BRIEF: Repeat the listing that follows, character for character, minus the pictures.

DATA RECORDS:
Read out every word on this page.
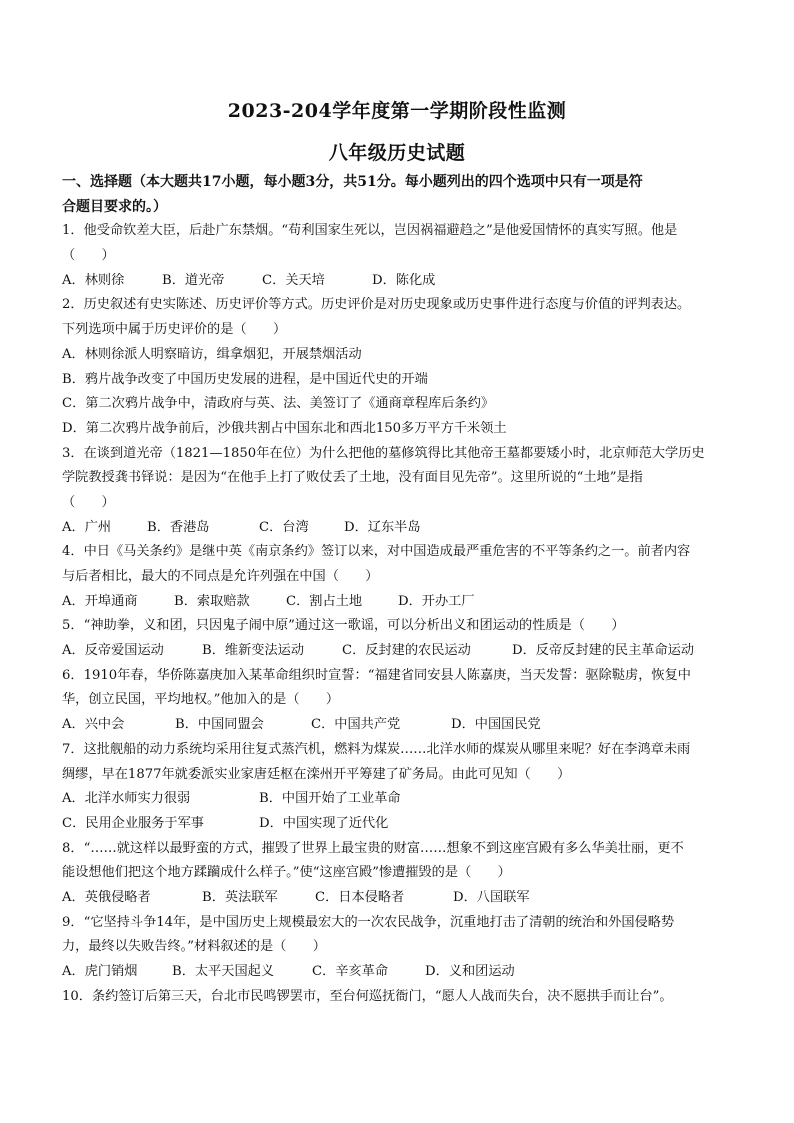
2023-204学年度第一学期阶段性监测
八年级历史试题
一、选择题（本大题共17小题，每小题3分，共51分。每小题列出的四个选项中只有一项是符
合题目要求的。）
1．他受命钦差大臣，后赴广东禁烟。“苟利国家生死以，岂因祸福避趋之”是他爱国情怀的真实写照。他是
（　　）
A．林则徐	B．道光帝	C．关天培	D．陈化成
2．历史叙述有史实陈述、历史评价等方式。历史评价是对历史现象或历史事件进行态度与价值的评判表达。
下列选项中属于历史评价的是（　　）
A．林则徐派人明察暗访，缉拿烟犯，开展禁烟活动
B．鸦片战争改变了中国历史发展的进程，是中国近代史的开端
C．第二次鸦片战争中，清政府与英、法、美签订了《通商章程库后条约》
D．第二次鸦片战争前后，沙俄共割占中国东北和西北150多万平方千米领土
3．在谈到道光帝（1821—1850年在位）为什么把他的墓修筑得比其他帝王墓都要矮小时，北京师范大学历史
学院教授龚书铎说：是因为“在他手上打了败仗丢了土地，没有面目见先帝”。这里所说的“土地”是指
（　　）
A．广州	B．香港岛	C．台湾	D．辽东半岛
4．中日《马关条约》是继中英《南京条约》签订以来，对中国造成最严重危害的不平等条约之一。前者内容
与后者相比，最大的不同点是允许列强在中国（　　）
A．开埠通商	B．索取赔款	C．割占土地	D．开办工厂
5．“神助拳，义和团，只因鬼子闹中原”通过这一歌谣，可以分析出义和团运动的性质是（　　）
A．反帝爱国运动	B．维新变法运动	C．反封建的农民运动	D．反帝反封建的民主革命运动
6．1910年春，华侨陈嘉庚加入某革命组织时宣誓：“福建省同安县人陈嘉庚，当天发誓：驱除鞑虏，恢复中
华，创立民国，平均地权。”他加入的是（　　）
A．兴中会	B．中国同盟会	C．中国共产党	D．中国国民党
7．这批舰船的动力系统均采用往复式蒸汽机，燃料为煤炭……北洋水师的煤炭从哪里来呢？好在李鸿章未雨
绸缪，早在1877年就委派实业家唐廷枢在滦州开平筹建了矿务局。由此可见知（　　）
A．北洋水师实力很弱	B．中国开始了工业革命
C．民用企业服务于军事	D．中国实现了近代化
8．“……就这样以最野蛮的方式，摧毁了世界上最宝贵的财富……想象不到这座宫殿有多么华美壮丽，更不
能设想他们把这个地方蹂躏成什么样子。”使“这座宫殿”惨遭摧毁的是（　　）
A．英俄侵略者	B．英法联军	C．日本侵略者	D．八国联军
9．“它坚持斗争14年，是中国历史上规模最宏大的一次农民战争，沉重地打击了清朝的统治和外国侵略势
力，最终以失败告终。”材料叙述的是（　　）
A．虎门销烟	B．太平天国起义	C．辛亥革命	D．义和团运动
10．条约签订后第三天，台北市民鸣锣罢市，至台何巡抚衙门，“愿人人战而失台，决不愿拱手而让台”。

RESULT:
Read out every word on this page.
2023-204学年度第一学期阶段性监测
八年级历史试题
一、选择题（本大题共17小题，每小题3分，共51分。每小题列出的四个选项中只有一项是符
合题目要求的。）
1．他受命钦差大臣，后赴广东禁烟。“苟利国家生死以，岂因祸福避趋之”是他爱国情怀的真实写照。他是
（　　）
A．林则徐	B．道光帝	C．关天培	D．陈化成
2．历史叙述有史实陈述、历史评价等方式。历史评价是对历史现象或历史事件进行态度与价值的评判表达。
下列选项中属于历史评价的是（　　）
A．林则徐派人明察暗访，缉拿烟犯，开展禁烟活动
B．鸦片战争改变了中国历史发展的进程，是中国近代史的开端
C．第二次鸦片战争中，清政府与英、法、美签订了《通商章程库后条约》
D．第二次鸦片战争前后，沙俄共割占中国东北和西北150多万平方千米领土
3．在谈到道光帝（1821—1850年在位）为什么把他的墓修筑得比其他帝王墓都要矮小时，北京师范大学历史
学院教授龚书铎说：是因为“在他手上打了败仗丢了土地，没有面目见先帝”。这里所说的“土地”是指
（　　）
A．广州	B．香港岛	C．台湾	D．辽东半岛
4．中日《马关条约》是继中英《南京条约》签订以来，对中国造成最严重危害的不平等条约之一。前者内容
与后者相比，最大的不同点是允许列强在中国（　　）
A．开埠通商	B．索取赔款	C．割占土地	D．开办工厂
5．“神助拳，义和团，只因鬼子闹中原”通过这一歌谣，可以分析出义和团运动的性质是（　　）
A．反帝爱国运动	B．维新变法运动	C．反封建的农民运动	D．反帝反封建的民主革命运动
6．1910年春，华侨陈嘉庚加入某革命组织时宣誓：“福建省同安县人陈嘉庚，当天发誓：驱除鞑虏，恢复中
华，创立民国，平均地权。”他加入的是（　　）
A．兴中会	B．中国同盟会	C．中国共产党	D．中国国民党
7．这批舰船的动力系统均采用往复式蒸汽机，燃料为煤炭……北洋水师的煤炭从哪里来呢？好在李鸿章未雨
绸缪，早在1877年就委派实业家唐廷枢在滦州开平筹建了矿务局。由此可见知（　　）
A．北洋水师实力很弱	B．中国开始了工业革命
C．民用企业服务于军事	D．中国实现了近代化
8．“……就这样以最野蛮的方式，摧毁了世界上最宝贵的财富……想象不到这座宫殿有多么华美壮丽，更不
能设想他们把这个地方蹂躏成什么样子。”使“这座宫殿”惨遭摧毁的是（　　）
A．英俄侵略者	B．英法联军	C．日本侵略者	D．八国联军
9．“它坚持斗争14年，是中国历史上规模最宏大的一次农民战争，沉重地打击了清朝的统治和外国侵略势
力，最终以失败告终。”材料叙述的是（　　）
A．虎门销烟	B．太平天国起义	C．辛亥革命	D．义和团运动
10．条约签订后第三天，台北市民鸣锣罢市，至台何巡抚衙门，“愿人人战而失台，决不愿拱手而让台”。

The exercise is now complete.